• DATASET EXTRACT:
-*-

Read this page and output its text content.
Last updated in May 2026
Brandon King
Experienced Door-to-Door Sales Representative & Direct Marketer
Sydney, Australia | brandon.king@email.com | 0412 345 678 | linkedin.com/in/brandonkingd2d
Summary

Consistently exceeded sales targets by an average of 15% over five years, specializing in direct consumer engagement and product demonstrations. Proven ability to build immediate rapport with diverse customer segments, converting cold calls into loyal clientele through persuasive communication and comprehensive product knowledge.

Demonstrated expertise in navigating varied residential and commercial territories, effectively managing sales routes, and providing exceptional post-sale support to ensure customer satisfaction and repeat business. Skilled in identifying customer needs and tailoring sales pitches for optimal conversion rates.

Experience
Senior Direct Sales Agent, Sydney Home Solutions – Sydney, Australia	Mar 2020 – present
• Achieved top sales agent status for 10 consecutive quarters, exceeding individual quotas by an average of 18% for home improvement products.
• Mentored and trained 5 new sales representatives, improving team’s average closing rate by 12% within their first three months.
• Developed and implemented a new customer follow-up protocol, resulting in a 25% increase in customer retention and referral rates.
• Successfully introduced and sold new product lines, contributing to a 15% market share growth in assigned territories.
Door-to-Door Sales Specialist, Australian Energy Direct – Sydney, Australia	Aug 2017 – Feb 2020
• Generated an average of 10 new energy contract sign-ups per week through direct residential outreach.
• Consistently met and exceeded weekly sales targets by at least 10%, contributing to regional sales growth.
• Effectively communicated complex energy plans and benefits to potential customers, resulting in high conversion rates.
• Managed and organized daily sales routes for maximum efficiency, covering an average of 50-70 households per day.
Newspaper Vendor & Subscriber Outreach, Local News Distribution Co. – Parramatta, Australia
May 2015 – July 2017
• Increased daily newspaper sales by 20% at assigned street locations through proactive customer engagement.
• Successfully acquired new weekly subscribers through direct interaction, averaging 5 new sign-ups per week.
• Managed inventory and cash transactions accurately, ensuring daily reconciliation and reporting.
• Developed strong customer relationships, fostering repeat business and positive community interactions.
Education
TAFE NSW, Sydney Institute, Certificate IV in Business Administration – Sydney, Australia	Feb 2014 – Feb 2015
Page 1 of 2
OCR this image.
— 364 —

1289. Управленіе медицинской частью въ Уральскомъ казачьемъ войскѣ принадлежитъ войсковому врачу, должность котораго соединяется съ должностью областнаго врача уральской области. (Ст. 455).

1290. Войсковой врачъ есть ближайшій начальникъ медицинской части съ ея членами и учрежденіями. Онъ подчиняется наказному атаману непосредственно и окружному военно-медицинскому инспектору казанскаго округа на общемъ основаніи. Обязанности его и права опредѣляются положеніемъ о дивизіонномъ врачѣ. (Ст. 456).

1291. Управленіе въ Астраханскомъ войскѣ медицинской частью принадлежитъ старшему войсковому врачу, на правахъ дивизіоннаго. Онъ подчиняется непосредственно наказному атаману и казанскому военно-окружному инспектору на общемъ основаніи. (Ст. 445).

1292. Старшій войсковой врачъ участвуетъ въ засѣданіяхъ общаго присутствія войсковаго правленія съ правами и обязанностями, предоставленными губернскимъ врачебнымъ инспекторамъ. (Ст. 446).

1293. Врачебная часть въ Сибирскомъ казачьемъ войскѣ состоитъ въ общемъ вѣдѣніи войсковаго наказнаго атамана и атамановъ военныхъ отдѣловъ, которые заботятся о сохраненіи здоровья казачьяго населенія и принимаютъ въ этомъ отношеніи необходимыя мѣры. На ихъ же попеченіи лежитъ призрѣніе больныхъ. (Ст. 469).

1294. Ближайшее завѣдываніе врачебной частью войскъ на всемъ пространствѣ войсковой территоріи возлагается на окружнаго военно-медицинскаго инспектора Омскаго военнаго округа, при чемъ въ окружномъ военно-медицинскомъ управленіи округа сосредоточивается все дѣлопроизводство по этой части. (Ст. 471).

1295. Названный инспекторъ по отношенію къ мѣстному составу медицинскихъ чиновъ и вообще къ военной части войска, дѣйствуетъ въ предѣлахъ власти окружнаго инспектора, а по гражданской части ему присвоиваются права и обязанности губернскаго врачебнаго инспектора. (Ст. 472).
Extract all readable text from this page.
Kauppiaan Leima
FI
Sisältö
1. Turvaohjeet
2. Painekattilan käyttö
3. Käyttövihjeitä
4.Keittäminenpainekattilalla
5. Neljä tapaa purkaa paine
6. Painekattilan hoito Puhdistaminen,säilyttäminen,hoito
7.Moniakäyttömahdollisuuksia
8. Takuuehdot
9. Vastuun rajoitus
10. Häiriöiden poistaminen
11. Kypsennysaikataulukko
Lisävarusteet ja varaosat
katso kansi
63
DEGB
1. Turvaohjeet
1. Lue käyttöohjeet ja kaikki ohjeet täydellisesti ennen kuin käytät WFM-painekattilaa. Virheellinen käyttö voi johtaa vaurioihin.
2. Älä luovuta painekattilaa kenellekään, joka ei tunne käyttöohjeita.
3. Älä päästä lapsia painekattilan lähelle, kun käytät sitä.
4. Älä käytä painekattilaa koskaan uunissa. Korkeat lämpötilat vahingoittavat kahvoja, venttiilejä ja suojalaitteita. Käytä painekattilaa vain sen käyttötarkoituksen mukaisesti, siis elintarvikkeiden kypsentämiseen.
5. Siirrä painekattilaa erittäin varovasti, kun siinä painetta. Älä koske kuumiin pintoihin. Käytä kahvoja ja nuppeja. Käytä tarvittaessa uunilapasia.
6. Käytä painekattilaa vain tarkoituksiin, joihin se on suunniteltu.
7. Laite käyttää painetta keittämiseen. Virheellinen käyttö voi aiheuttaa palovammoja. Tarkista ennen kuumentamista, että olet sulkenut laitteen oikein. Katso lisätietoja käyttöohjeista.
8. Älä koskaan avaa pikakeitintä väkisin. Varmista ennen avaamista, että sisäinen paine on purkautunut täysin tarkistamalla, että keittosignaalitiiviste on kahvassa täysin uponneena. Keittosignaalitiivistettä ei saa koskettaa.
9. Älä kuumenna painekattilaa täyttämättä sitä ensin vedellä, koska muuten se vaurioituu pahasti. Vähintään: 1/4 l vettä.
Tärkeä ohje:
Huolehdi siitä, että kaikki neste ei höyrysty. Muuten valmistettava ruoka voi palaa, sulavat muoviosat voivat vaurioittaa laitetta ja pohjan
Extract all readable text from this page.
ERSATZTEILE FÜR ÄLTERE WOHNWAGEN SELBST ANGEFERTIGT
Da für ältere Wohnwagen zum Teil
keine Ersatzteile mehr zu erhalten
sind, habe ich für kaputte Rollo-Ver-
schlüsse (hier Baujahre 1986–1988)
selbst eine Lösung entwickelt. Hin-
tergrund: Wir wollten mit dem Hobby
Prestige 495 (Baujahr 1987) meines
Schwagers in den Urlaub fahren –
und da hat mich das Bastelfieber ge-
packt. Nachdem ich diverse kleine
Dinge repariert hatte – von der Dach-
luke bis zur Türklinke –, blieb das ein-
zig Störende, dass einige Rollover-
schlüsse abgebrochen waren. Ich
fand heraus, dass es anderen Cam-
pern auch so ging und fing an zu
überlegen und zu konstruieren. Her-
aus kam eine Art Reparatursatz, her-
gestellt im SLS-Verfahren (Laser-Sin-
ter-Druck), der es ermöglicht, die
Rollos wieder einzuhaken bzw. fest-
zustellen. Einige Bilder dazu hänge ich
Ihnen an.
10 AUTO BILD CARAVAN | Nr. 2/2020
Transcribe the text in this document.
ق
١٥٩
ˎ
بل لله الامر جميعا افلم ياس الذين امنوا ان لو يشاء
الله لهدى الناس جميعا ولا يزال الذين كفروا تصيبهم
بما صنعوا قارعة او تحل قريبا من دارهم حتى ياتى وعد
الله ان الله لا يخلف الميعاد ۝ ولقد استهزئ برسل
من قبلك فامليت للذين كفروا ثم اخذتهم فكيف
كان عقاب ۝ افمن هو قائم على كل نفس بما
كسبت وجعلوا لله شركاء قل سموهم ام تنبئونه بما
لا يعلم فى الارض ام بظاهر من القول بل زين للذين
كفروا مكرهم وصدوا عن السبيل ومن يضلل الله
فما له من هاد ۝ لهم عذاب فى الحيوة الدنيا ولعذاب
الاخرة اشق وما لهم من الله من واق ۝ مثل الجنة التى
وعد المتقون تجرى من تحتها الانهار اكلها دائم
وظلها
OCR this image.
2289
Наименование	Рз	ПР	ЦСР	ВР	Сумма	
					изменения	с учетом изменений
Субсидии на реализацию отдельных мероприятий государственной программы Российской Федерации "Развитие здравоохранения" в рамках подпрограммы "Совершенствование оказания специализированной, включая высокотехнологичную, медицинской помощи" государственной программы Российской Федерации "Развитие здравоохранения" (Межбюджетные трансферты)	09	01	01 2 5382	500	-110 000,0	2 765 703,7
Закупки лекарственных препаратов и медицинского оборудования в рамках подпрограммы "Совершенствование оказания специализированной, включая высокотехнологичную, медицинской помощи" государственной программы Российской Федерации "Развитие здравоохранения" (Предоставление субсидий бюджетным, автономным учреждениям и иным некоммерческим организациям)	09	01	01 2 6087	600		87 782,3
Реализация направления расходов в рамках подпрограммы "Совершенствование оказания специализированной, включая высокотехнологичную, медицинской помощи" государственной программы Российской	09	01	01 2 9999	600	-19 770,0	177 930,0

-*-

• TASK DESCRIPTION: Say how many lines in the entries contain the string "كفروا", and leave out everything else.

• SOLUTION: 3